DIRECTIONS: Wherever the word "content" appears in a line, copy that line.

INPUT ROWS:

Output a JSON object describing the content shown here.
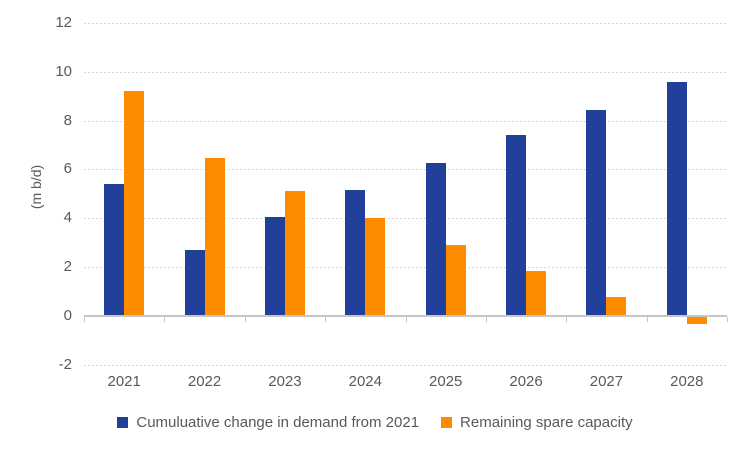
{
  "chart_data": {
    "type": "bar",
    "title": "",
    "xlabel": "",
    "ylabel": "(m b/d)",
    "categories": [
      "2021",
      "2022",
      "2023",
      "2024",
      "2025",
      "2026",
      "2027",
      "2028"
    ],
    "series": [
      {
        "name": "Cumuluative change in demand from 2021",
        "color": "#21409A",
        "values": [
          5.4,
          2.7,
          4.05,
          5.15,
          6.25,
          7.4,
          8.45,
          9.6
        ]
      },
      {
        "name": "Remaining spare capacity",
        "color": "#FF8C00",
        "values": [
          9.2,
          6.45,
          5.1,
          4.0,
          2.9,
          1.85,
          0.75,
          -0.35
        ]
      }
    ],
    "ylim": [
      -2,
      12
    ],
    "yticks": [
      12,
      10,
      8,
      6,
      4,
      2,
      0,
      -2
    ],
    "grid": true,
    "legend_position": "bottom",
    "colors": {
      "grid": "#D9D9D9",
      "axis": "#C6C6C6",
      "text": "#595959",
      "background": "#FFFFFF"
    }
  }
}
...
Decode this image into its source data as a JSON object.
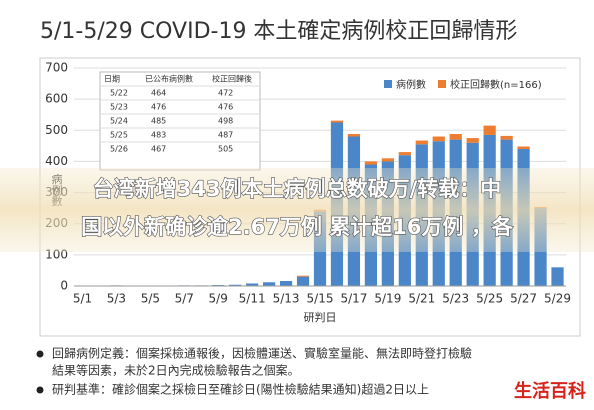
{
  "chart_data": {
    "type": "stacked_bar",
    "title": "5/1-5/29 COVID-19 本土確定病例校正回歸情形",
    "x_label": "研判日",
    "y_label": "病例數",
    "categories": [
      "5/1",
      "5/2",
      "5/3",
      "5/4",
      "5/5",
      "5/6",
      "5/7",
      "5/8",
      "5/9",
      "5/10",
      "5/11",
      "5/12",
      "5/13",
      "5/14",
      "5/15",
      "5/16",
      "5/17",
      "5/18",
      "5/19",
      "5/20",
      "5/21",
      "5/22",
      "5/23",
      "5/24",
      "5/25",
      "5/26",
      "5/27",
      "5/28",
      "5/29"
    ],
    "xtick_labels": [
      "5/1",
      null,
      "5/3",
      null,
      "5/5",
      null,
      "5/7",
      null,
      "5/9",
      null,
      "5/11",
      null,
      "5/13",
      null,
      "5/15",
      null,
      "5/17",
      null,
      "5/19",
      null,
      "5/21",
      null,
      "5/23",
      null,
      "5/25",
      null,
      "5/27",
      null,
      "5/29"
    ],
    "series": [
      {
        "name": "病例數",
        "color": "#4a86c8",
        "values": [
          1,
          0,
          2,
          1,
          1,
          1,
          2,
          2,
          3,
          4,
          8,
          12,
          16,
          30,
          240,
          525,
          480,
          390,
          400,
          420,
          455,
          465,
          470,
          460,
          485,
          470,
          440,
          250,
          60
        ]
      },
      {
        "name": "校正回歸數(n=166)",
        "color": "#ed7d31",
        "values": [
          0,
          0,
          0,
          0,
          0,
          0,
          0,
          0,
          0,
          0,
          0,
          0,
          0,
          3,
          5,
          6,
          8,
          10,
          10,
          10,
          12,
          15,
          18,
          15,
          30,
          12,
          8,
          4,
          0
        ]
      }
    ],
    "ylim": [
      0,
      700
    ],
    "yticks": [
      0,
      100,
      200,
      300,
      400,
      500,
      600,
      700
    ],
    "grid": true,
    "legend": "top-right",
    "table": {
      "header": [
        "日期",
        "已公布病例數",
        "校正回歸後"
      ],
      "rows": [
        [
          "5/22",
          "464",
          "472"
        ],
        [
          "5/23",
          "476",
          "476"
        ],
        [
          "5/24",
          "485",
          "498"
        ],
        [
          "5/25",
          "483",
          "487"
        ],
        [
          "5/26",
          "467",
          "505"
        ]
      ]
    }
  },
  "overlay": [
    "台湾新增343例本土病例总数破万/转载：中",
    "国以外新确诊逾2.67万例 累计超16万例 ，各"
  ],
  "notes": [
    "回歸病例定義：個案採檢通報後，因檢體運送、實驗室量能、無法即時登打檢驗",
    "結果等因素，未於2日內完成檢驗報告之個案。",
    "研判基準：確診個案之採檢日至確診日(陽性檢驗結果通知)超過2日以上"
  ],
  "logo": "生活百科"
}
--
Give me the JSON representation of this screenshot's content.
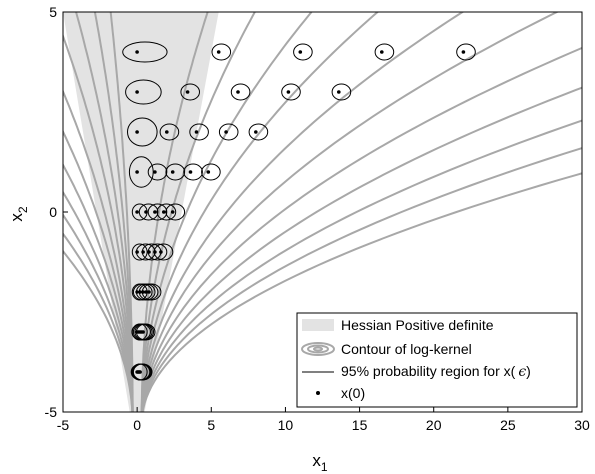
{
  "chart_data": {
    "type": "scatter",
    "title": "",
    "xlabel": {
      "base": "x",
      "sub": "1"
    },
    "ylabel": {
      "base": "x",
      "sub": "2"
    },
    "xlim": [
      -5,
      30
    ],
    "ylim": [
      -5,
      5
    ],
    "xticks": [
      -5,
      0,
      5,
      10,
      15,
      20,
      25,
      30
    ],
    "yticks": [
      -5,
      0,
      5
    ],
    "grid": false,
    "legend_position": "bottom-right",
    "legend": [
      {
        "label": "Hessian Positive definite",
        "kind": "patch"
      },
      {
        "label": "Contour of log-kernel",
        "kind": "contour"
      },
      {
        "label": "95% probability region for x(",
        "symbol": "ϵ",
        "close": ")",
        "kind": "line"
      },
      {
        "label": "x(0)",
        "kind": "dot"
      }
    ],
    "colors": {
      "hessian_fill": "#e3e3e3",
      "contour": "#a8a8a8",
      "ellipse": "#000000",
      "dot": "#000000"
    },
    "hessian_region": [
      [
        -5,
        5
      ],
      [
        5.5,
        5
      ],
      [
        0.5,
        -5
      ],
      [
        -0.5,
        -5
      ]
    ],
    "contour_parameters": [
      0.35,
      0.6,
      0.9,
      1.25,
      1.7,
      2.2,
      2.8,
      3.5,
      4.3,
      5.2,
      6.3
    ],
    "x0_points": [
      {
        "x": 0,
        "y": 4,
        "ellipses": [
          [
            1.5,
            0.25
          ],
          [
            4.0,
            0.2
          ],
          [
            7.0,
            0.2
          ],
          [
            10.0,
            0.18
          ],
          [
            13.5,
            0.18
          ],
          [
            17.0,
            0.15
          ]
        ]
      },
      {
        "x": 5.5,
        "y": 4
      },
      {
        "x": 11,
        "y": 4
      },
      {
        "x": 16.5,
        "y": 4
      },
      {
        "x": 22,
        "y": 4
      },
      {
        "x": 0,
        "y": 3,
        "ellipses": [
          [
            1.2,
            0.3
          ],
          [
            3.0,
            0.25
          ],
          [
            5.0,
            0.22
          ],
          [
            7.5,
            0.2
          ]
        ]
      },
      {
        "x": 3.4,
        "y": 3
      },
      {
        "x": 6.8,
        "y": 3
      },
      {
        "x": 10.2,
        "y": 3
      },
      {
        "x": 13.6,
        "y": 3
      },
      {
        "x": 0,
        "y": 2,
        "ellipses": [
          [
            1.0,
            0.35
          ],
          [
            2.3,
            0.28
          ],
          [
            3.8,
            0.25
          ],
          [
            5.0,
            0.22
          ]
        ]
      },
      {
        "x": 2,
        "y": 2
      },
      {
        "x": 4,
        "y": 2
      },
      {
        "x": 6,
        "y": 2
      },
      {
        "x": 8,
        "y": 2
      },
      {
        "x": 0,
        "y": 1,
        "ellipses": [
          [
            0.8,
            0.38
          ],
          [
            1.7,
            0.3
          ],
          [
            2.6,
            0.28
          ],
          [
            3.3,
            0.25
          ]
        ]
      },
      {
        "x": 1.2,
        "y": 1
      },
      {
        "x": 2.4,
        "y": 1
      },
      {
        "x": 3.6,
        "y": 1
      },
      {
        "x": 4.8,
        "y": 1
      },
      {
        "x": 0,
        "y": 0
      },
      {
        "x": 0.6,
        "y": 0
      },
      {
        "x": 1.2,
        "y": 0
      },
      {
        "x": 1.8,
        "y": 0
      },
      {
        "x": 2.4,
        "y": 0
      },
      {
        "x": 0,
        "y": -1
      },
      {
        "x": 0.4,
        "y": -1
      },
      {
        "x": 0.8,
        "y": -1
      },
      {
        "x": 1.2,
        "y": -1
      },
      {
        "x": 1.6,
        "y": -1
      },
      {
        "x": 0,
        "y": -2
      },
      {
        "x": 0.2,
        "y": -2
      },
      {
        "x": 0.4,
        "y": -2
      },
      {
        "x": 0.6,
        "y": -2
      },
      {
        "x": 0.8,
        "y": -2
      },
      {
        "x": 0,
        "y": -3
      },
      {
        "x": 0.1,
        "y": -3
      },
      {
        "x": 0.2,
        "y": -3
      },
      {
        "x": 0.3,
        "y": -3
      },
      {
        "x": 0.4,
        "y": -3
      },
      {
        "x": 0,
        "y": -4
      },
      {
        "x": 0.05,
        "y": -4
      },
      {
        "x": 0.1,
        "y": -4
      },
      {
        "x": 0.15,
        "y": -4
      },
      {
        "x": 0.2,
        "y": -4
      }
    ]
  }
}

ANSWER:
Output a JSON object describing the content shown here.
Give me the JSON representation of this screenshot's content.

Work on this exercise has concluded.